PROMPT: Pull out every line of the listing below where "positively" appears.

┄┄┄┄┄┄┄┄┄┄┄┄┄┄┄┄┄┄┄┄

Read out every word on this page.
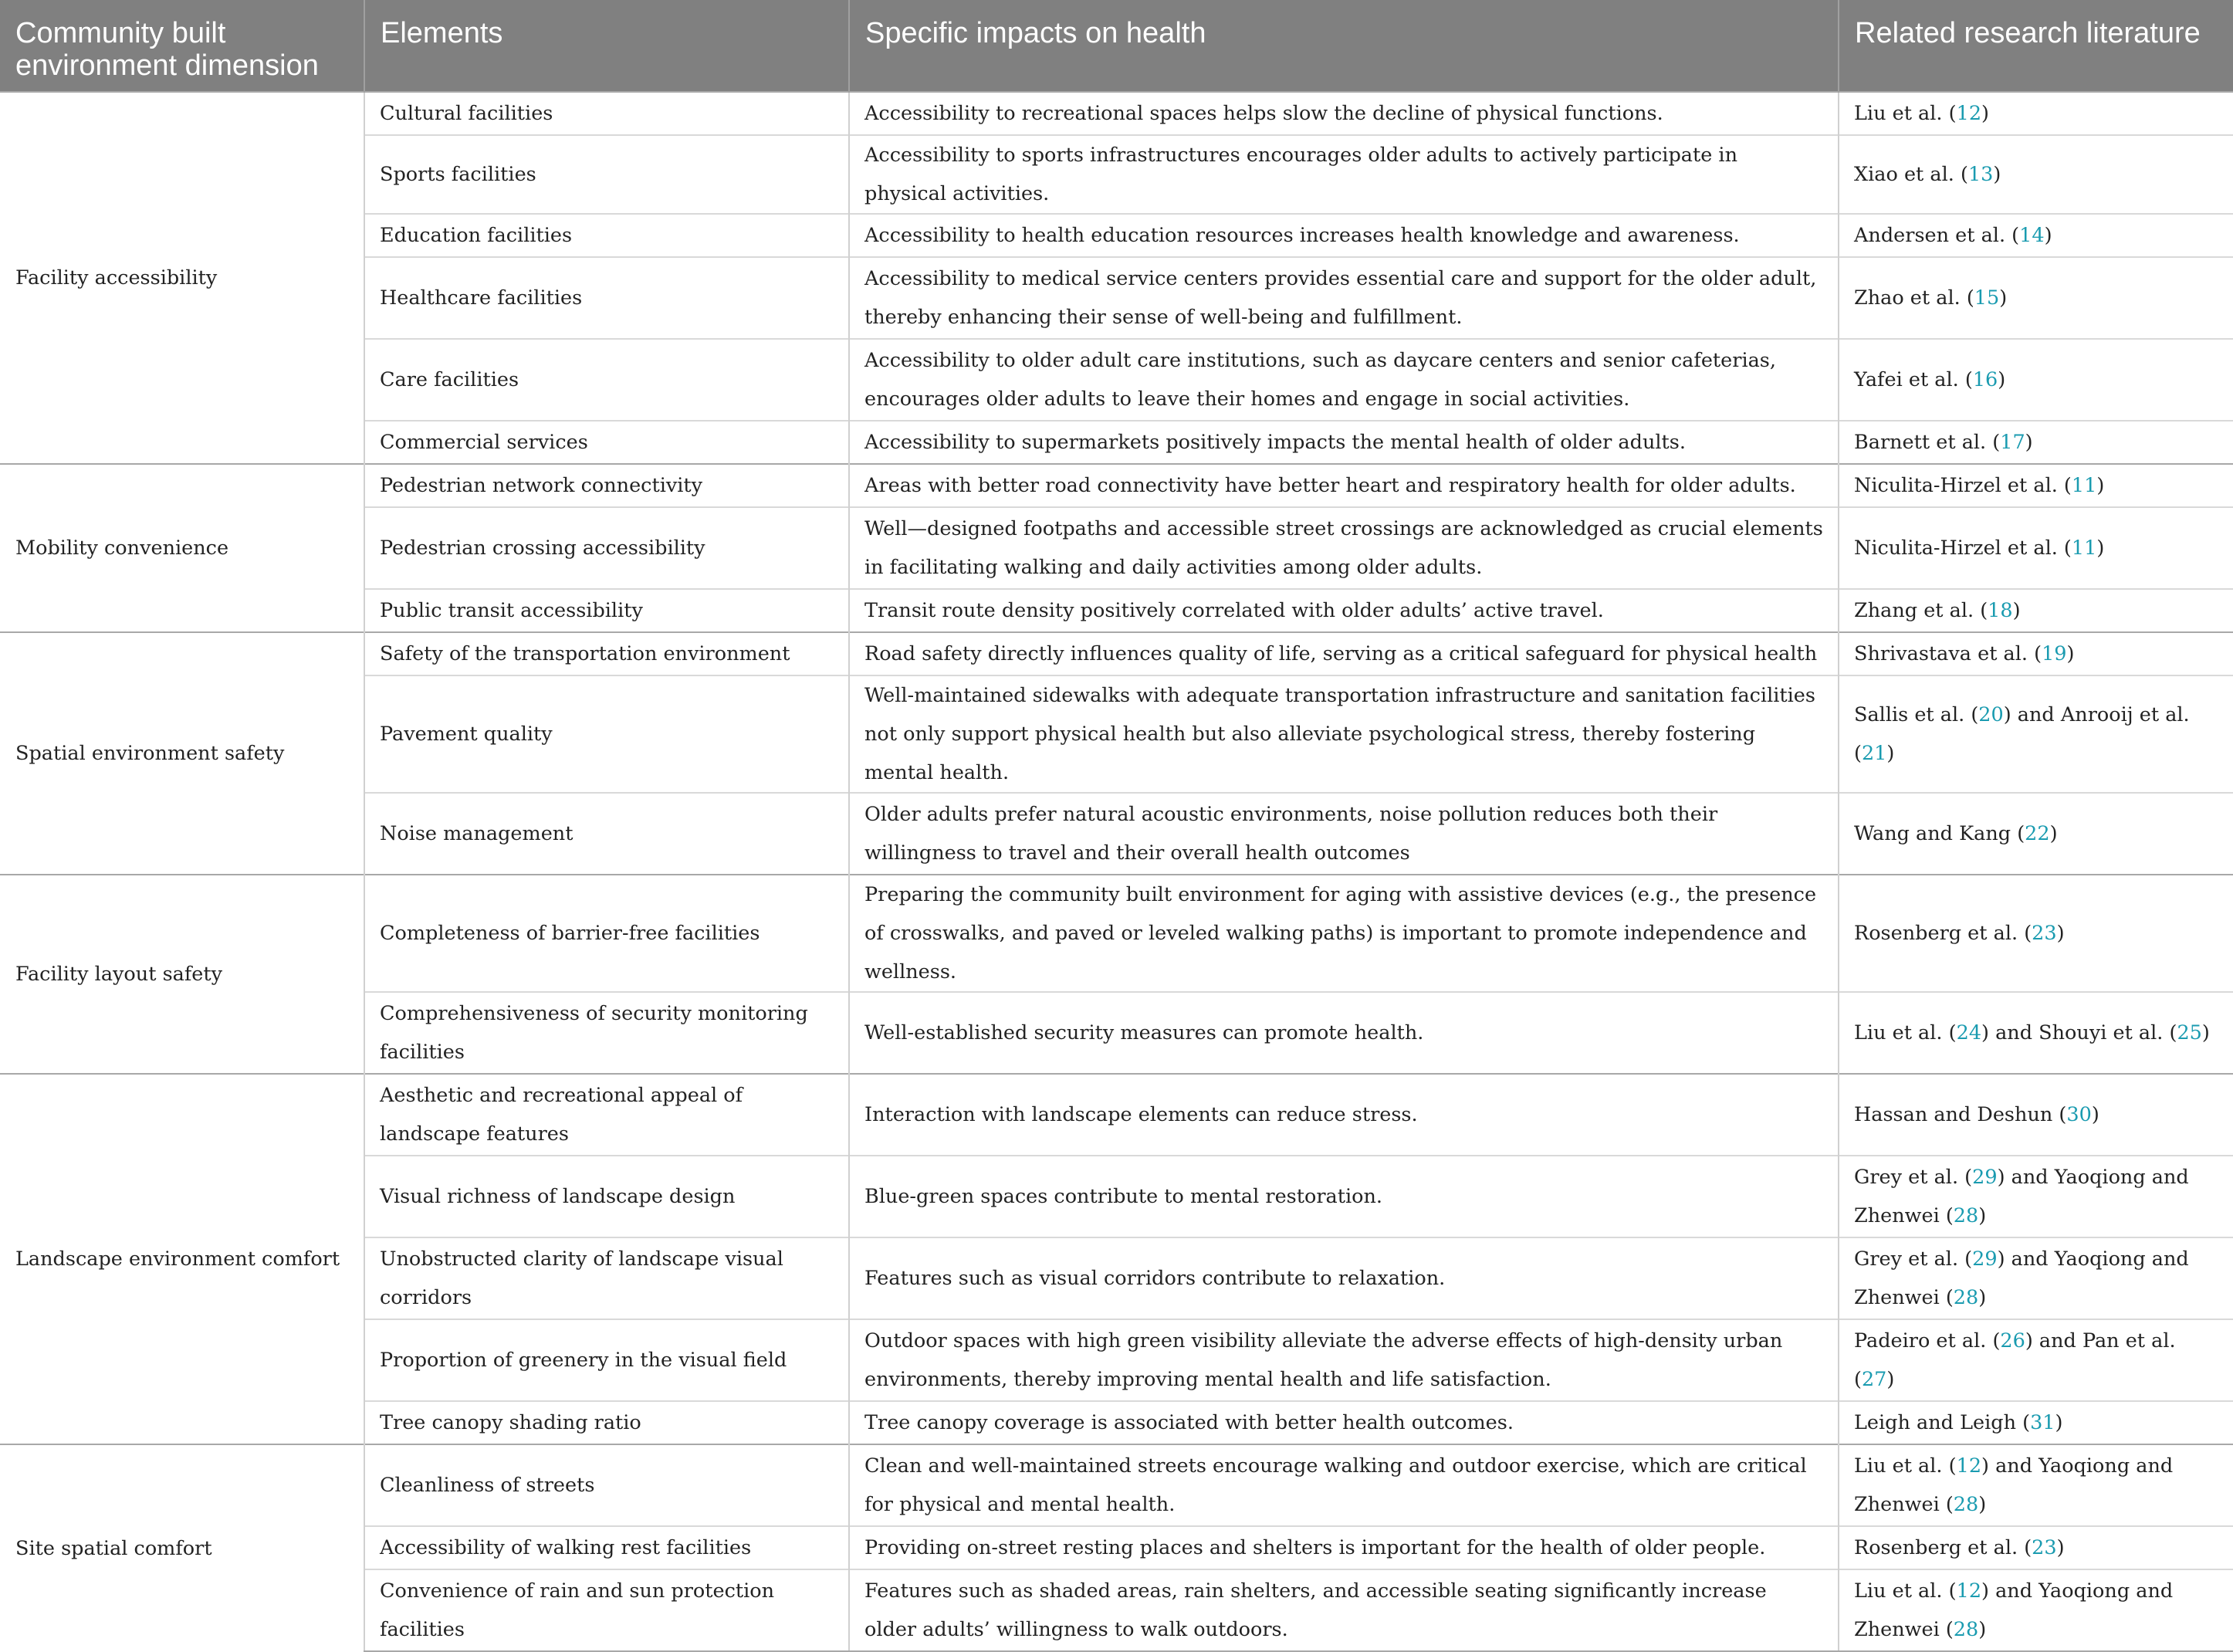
Community built environment dimension	Elements	Specific impacts on health	Related research literature
Facility accessibility	Cultural facilities	Accessibility to recreational spaces helps slow the decline of physical functions.	Liu et al. (12)
	Sports facilities	Accessibility to sports infrastructures encourages older adults to actively participate in physical activities.	Xiao et al. (13)
	Education facilities	Accessibility to health education resources increases health knowledge and awareness.	Andersen et al. (14)
	Healthcare facilities	Accessibility to medical service centers provides essential care and support for the older adult, thereby enhancing their sense of well-being and fulfillment.	Zhao et al. (15)
	Care facilities	Accessibility to older adult care institutions, such as daycare centers and senior cafeterias, encourages older adults to leave their homes and engage in social activities.	Yafei et al. (16)
	Commercial services	Accessibility to supermarkets positively impacts the mental health of older adults.	Barnett et al. (17)
Mobility convenience	Pedestrian network connectivity	Areas with better road connectivity have better heart and respiratory health for older adults.	Niculita-Hirzel et al. (11)
	Pedestrian crossing accessibility	Well—designed footpaths and accessible street crossings are acknowledged as crucial elements in facilitating walking and daily activities among older adults.	Niculita-Hirzel et al. (11)
	Public transit accessibility	Transit route density positively correlated with older adults’ active travel.	Zhang et al. (18)
Spatial environment safety	Safety of the transportation environment	Road safety directly influences quality of life, serving as a critical safeguard for physical health	Shrivastava et al. (19)
	Pavement quality	Well-maintained sidewalks with adequate transportation infrastructure and sanitation facilities not only support physical health but also alleviate psychological stress, thereby fostering mental health.	Sallis et al. (20) and Anrooij et al. (21)
	Noise management	Older adults prefer natural acoustic environments, noise pollution reduces both their willingness to travel and their overall health outcomes	Wang and Kang (22)
Facility layout safety	Completeness of barrier-free facilities	Preparing the community built environment for aging with assistive devices (e.g., the presence of crosswalks, and paved or leveled walking paths) is important to promote independence and wellness.	Rosenberg et al. (23)
	Comprehensiveness of security monitoring facilities	Well-established security measures can promote health.	Liu et al. (24) and Shouyi et al. (25)
Landscape environment comfort	Aesthetic and recreational appeal of landscape features	Interaction with landscape elements can reduce stress.	Hassan and Deshun (30)
	Visual richness of landscape design	Blue-green spaces contribute to mental restoration.	Grey et al. (29) and Yaoqiong and Zhenwei (28)
	Unobstructed clarity of landscape visual corridors	Features such as visual corridors contribute to relaxation.	Grey et al. (29) and Yaoqiong and Zhenwei (28)
	Proportion of greenery in the visual field	Outdoor spaces with high green visibility alleviate the adverse effects of high-density urban environments, thereby improving mental health and life satisfaction.	Padeiro et al. (26) and Pan et al. (27)
	Tree canopy shading ratio	Tree canopy coverage is associated with better health outcomes.	Leigh and Leigh (31)
Site spatial comfort	Cleanliness of streets	Clean and well-maintained streets encourage walking and outdoor exercise, which are critical for physical and mental health.	Liu et al. (12) and Yaoqiong and Zhenwei (28)
	Accessibility of walking rest facilities	Providing on-street resting places and shelters is important for the health of older people.	Rosenberg et al. (23)
	Convenience of rain and sun protection facilities	Features such as shaded areas, rain shelters, and accessible seating significantly increase older adults’ willingness to walk outdoors.	Liu et al. (12) and Yaoqiong and Zhenwei (28)
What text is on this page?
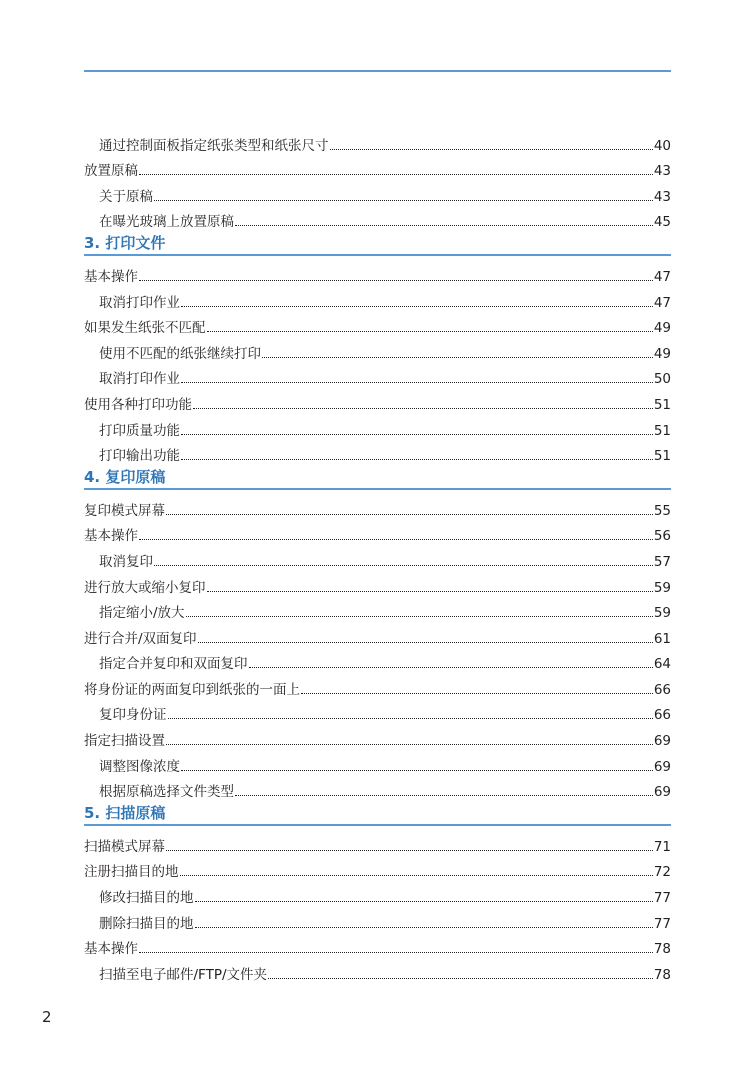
通过控制面板指定纸张类型和纸张尺寸	40
放置原稿	43
关于原稿	43
在曝光玻璃上放置原稿	45
3. 打印文件
基本操作	47
取消打印作业	47
如果发生纸张不匹配	49
使用不匹配的纸张继续打印	49
取消打印作业	50
使用各种打印功能	51
打印质量功能	51
打印输出功能	51
4. 复印原稿
复印模式屏幕	55
基本操作	56
取消复印	57
进行放大或缩小复印	59
指定缩小/放大	59
进行合并/双面复印	61
指定合并复印和双面复印	64
将身份证的两面复印到纸张的一面上	66
复印身份证	66
指定扫描设置	69
调整图像浓度	69
根据原稿选择文件类型	69
5. 扫描原稿
扫描模式屏幕	71
注册扫描目的地	72
修改扫描目的地	77
删除扫描目的地	77
基本操作	78
扫描至电子邮件/FTP/文件夹	78
2
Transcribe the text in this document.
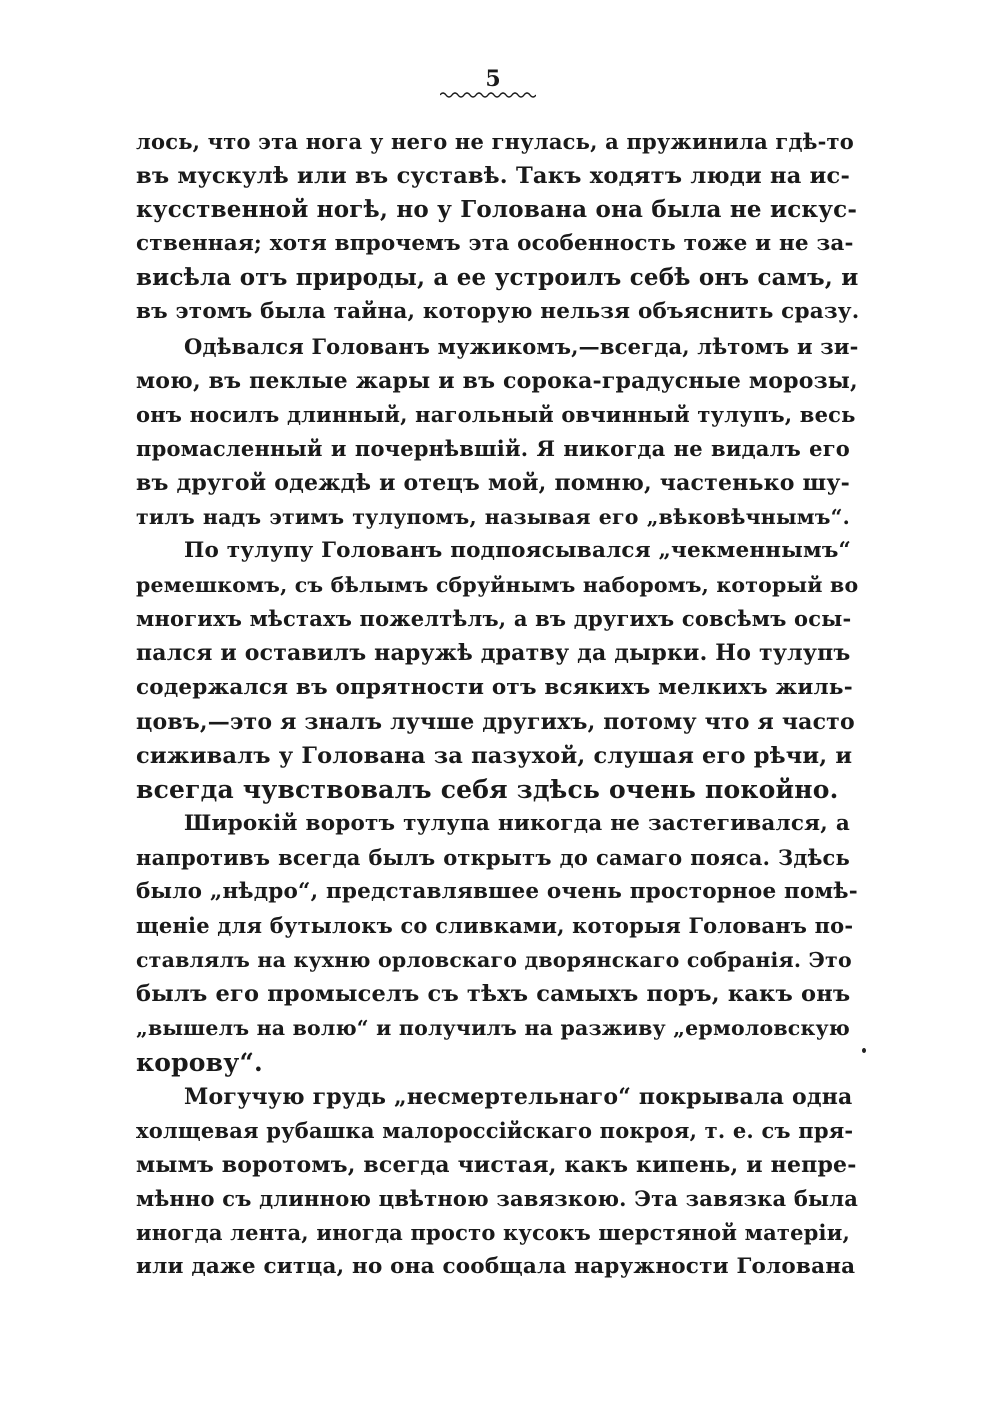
5
лось, что эта нога у него не гнулась, а пружинила гдѣ-то
въ мускулѣ или въ суставѣ. Такъ ходятъ люди на ис-
кусственной ногѣ, но у Голована она была не искус-
ственная; хотя впрочемъ эта особенность тоже и не за-
висѣла отъ природы, а ее устроилъ себѣ онъ самъ, и
въ этомъ была тайна, которую нельзя объяснить сразу.
Одѣвался Голованъ мужикомъ,—всегда, лѣтомъ и зи-
мою, въ пеклые жары и въ сорока-градусные морозы,
онъ носилъ длинный, нагольный овчинный тулупъ, весь
промасленный и почернѣвшій. Я никогда не видалъ его
въ другой одеждѣ и отецъ мой, помню, частенько шу-
тилъ надъ этимъ тулупомъ, называя его „вѣковѣчнымъ“.
По тулупу Голованъ подпоясывался „чекменнымъ“
ремешкомъ, съ бѣлымъ сбруйнымъ наборомъ, который во
многихъ мѣстахъ пожелтѣлъ, а въ другихъ совсѣмъ осы-
пался и оставилъ наружѣ дратву да дырки. Но тулупъ
содержался въ опрятности отъ всякихъ мелкихъ жиль-
цовъ,—это я зналъ лучше другихъ, потому что я часто
сиживалъ у Голована за пазухой, слушая его рѣчи, и
всегда чувствовалъ себя здѣсь очень покойно.
Широкій воротъ тулупа никогда не застегивался, а
напротивъ всегда былъ открытъ до самаго пояса. Здѣсь
было „нѣдро“, представлявшее очень просторное помѣ-
щеніе для бутылокъ со сливками, которыя Голованъ по-
ставлялъ на кухню орловскаго дворянскаго собранія. Это
былъ его промыселъ съ тѣхъ самыхъ поръ, какъ онъ
„вышелъ на волю“ и получилъ на разживу „ермоловскую
корову“.
Могучую грудь „несмертельнаго“ покрывала одна
холщевая рубашка малороссійскаго покроя, т. е. съ пря-
мымъ воротомъ, всегда чистая, какъ кипень, и непре-
мѣнно съ длинною цвѣтною завязкою. Эта завязка была
иногда лента, иногда просто кусокъ шерстяной матеріи,
или даже ситца, но она сообщала наружности Голована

┄┄┄┄┄┄┄┄┄┄┄┄┄┄┄┄┄┄┄┄

RESULT FOR THIS EXERCISE:
	Commercial services	Accessibility to supermarkets positively impacts the mental health of older adults.	Barnett et al. (17)
	Public transit accessibility	Transit route density positively correlated with older adults’ active travel.	Zhang et al. (18)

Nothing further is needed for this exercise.